* start Data supplied *

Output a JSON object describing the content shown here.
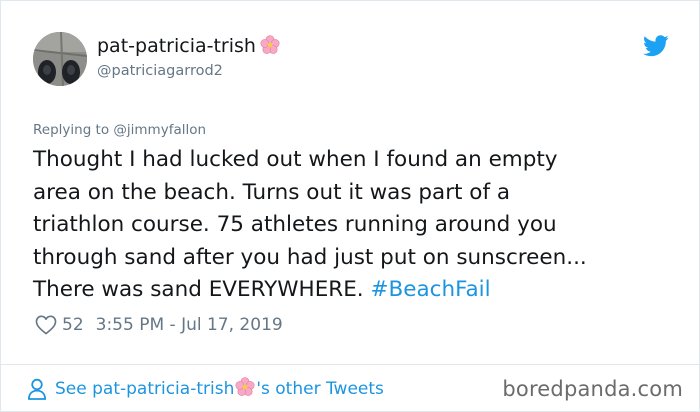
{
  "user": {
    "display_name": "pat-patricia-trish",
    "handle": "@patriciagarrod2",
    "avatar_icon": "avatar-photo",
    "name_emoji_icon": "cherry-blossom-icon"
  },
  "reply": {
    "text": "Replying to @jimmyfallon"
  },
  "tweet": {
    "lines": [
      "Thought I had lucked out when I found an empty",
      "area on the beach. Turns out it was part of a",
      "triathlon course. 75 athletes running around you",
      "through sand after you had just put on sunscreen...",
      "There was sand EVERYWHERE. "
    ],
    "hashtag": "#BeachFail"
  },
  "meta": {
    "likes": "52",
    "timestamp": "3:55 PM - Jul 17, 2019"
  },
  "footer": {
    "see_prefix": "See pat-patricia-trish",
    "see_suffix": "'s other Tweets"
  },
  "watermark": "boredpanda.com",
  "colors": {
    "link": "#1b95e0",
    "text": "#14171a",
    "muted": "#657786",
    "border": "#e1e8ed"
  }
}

* end Data supplied *
* start Data supplied *

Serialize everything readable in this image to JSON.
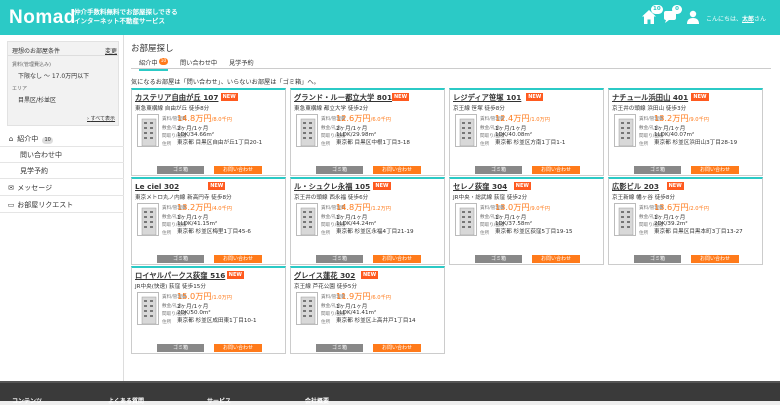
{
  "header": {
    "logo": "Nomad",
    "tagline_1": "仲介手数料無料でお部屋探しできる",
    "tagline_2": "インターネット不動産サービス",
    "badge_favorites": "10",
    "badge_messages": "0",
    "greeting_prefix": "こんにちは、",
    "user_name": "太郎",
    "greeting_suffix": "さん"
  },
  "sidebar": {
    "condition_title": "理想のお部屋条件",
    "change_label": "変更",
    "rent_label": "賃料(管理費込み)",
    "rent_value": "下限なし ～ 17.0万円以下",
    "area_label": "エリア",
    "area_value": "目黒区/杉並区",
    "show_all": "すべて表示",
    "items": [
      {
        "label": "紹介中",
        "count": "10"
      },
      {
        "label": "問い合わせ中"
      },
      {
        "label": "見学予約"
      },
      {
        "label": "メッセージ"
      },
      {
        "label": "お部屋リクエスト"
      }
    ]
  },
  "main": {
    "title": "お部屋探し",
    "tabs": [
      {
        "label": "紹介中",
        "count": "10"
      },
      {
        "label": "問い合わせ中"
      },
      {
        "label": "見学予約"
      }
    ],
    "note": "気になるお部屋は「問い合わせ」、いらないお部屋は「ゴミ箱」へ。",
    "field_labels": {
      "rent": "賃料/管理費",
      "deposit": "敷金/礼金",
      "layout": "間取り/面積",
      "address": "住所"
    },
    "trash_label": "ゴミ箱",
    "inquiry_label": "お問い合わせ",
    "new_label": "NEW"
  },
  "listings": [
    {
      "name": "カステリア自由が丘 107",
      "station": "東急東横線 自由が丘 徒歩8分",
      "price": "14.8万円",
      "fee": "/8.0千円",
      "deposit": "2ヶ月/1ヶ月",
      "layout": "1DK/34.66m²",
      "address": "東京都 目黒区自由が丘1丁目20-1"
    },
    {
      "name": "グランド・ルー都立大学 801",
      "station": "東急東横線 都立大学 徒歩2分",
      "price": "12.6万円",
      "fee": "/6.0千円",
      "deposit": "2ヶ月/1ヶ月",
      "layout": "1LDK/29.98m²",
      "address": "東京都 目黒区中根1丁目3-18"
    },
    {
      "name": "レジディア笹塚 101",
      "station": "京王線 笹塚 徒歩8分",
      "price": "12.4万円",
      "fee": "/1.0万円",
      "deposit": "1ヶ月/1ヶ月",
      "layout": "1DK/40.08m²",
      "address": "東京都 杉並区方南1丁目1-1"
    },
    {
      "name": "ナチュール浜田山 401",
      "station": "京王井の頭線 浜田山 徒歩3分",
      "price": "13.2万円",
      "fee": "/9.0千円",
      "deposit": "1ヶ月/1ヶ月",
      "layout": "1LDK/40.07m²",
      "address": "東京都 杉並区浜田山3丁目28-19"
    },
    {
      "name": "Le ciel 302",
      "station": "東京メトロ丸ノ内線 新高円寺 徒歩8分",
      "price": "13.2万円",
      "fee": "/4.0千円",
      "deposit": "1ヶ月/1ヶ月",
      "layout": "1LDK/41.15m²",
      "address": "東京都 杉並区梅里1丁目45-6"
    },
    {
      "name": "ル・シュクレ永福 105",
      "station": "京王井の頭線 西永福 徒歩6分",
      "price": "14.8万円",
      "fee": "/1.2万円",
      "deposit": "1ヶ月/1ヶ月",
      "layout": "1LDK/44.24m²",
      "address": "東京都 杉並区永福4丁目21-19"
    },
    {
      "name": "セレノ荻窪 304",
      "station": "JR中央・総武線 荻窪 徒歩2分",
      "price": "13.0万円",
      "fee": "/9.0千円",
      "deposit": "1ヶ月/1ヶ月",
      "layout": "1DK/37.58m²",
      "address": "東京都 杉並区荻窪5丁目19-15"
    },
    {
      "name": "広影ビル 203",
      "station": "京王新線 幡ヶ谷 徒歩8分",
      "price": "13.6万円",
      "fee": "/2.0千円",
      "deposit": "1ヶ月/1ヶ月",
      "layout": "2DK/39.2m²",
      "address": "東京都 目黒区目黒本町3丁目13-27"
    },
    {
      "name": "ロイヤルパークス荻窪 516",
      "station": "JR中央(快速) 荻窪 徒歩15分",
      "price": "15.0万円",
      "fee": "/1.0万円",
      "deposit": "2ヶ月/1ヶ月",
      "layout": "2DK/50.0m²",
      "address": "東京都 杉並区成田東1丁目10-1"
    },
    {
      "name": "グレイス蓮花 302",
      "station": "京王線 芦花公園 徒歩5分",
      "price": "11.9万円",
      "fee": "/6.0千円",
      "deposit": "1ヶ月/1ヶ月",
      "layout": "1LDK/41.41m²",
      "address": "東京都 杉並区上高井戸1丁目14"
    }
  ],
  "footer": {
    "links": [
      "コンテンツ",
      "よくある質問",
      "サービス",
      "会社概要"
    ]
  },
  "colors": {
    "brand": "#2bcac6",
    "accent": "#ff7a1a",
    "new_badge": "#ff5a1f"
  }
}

* end Data supplied *

Short problem. Copy out the lines in which the string "東急東横線" appears.

Written answer.
      "station": "東急東横線 自由が丘 徒歩8分",
      "station": "東急東横線 都立大学 徒歩2分",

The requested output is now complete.